• TEXTE PROPOSÉ

****************************************

Les passes d’armes entre le gouvernement Meloni et les magistrats italiens se succèdent alors que l’exécutif entend mener à son terme une réforme de l’institution judiciaire, historiquement divisée en factions politiques. Visant à séparer les carrières entre procureurs et juges, elle est critiquée par l’opposition et certains magistrats, vue comme susceptible d’affecter l’indépendance de ces derniers.
Les différends entre le pouvoir exécutif, en particulier quand il est aux mains de la droite, et le pouvoir judiciaire sont monnaie courante en Italie depuis les années 1990. Toutefois, le conflit actuel intervient alors que la coalition en place est dirigée par Fratelli d’Italia (FDI), le parti de Giorgia Meloni, proche d’autres formations illibérales européennes qui, au pouvoir, se sont illustrées par leur volonté de mettre au pas les systèmes judiciaires. A l’instar du parti Droit et justice, qui a gouverné la Pologne de 2015 à 2023, et du Fidesz du premier ministre hongrois, Viktor Orban, ami politique de longue date de la présidente du conseil italien.
« Il faut que les magistrats se souviennent que les lois sont faites au Parlement. La réforme que nous sommes en train de faire est vouée à retirer leur pouvoir aux courants politiques de la magistrature », explique le président du groupe FDI au Sénat, Lucio Malan. Le député du même parti Galeazzo Bignami, cité samedi par l’agence de presse ANSA, dénonce pour sa part une « attitude de résistance de la part d’une fraction de la magistrature italienne par rapport aux mesures adoptées pour garantir la sécurité et combattre l’immigration irrégulière ».

****************************************

• DONNÉES FOURNIES
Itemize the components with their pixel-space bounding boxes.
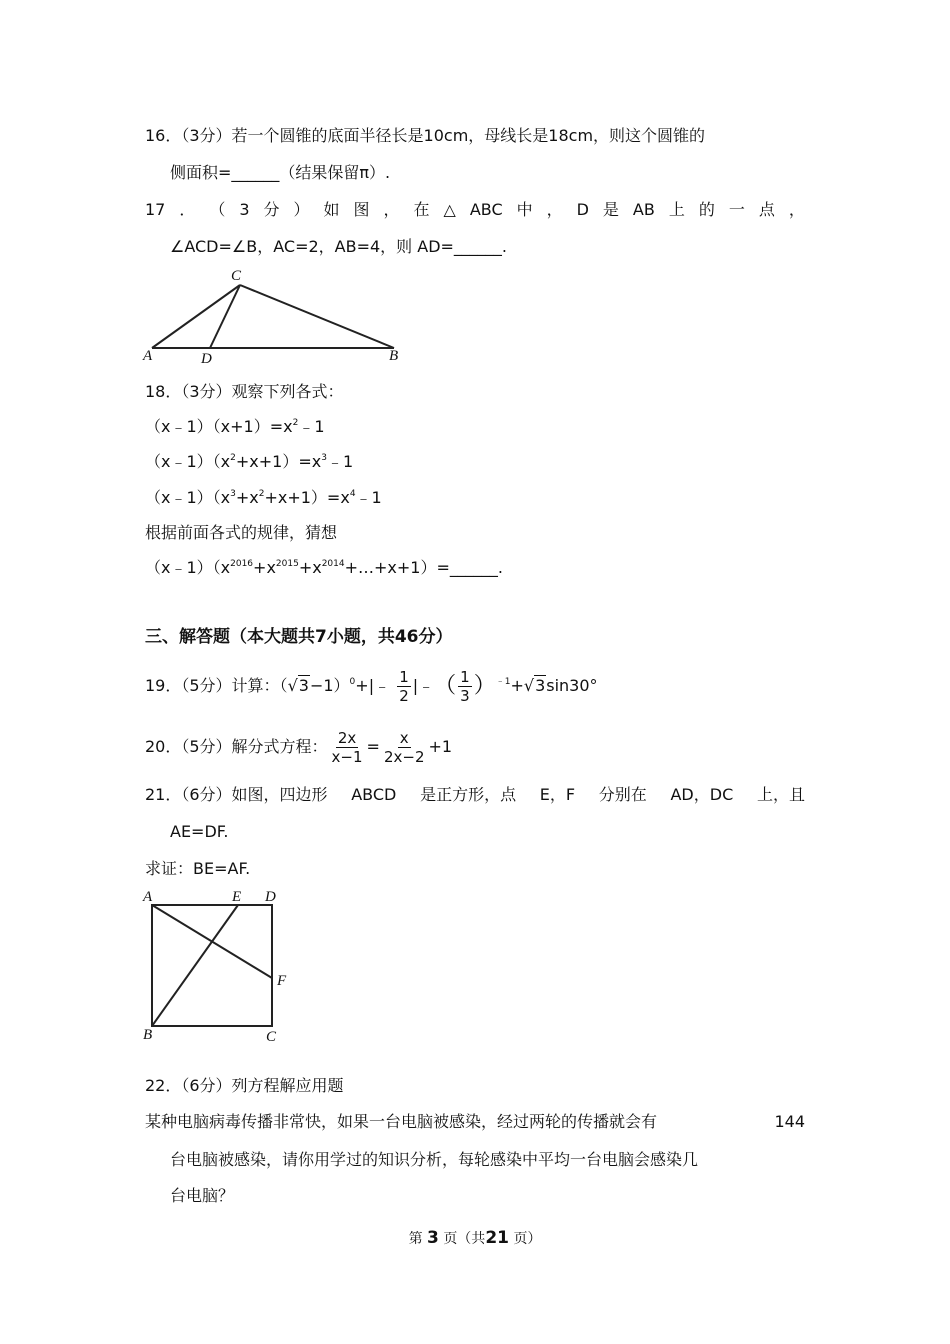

****************************************

• À FAIRE
Selon le texte sur la réforme judiciaire italienne, pourquoi l'opposition et certains magistrats critiquent-ils cette réforme ? Expliquez-le en une à trois phrases.

• RÉPONSE COMPLÈTE
Ils la critiquent parce que cette réforme, qui vise à séparer les carrières des procureurs et des juges, est jugée susceptible d'affecter l'indépendance des magistrats.